▶ Exercise material:
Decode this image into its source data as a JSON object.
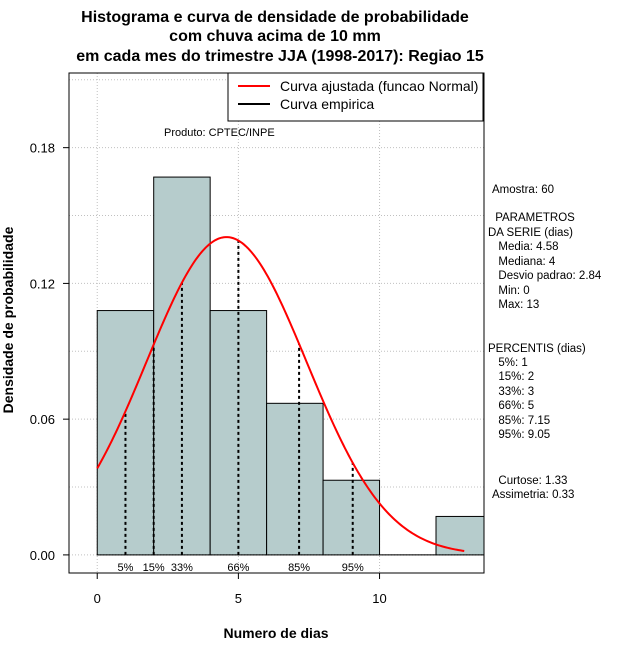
{
  "chart_data": {
    "type": "bar",
    "title": [
      "Histograma e curva de densidade de probabilidade",
      "com chuva acima de 10 mm",
      "em cada mes do trimestre JJA (1998-2017): Regiao 15"
    ],
    "xlabel": "Numero de dias",
    "ylabel": "Densidade de probabilidade",
    "xlim": [
      -1,
      13.7
    ],
    "ylim": [
      -0.008,
      0.213
    ],
    "xticks": [
      0,
      5,
      10
    ],
    "yticks": [
      0.0,
      0.06,
      0.12,
      0.18
    ],
    "ytick_labels": [
      "0.00",
      "0.06",
      "0.12",
      "0.18"
    ],
    "grid": true,
    "bins": [
      {
        "start": 0,
        "end": 2,
        "density": 0.108
      },
      {
        "start": 2,
        "end": 4,
        "density": 0.167
      },
      {
        "start": 4,
        "end": 6,
        "density": 0.108
      },
      {
        "start": 6,
        "end": 8,
        "density": 0.067
      },
      {
        "start": 8,
        "end": 10,
        "density": 0.033
      },
      {
        "start": 10,
        "end": 12,
        "density": 0.0
      },
      {
        "start": 12,
        "end": 14,
        "density": 0.017
      }
    ],
    "fitted_curve": {
      "distribution": "normal",
      "mean": 4.58,
      "sd": 2.84,
      "x_range": [
        0,
        13
      ]
    },
    "percentiles": [
      {
        "label": "5%",
        "value": 1
      },
      {
        "label": "15%",
        "value": 2
      },
      {
        "label": "33%",
        "value": 3
      },
      {
        "label": "66%",
        "value": 5
      },
      {
        "label": "85%",
        "value": 7.15
      },
      {
        "label": "95%",
        "value": 9.05
      }
    ],
    "legend": {
      "position": "top-right",
      "entries": [
        {
          "label": "Curva ajustada (funcao Normal)",
          "color": "#ff0000"
        },
        {
          "label": "Curva empirica",
          "color": "#000000"
        }
      ]
    },
    "annotation": "Produto: CPTEC/INPE",
    "colors": {
      "bar_fill": "#b6cccc",
      "bar_stroke": "#000000",
      "curve": "#ff0000",
      "grid": "#c0c0c0"
    }
  },
  "side_panel": {
    "amostra": "Amostra: 60",
    "params_title_1": " PARAMETROS",
    "params_title_2": "DA SERIE (dias)",
    "params": [
      "  Media: 4.58",
      "  Mediana: 4",
      "  Desvio padrao: 2.84",
      "  Min: 0",
      "  Max: 13"
    ],
    "percentis_title": "PERCENTIS (dias)",
    "percentis": [
      "  5%: 1",
      "  15%: 2",
      "  33%: 3",
      "  66%: 5",
      "  85%: 7.15",
      "  95%: 9.05"
    ],
    "curtose": "  Curtose: 1.33",
    "assimetria": "Assimetria: 0.33"
  }
}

▶ Task: Every line of the records that includes the word "density" should be gathered.

▶ Solution below:
        "density": 0.108
        "density": 0.167
        "density": 0.108
        "density": 0.067
        "density": 0.033
        "density": 0.0
        "density": 0.017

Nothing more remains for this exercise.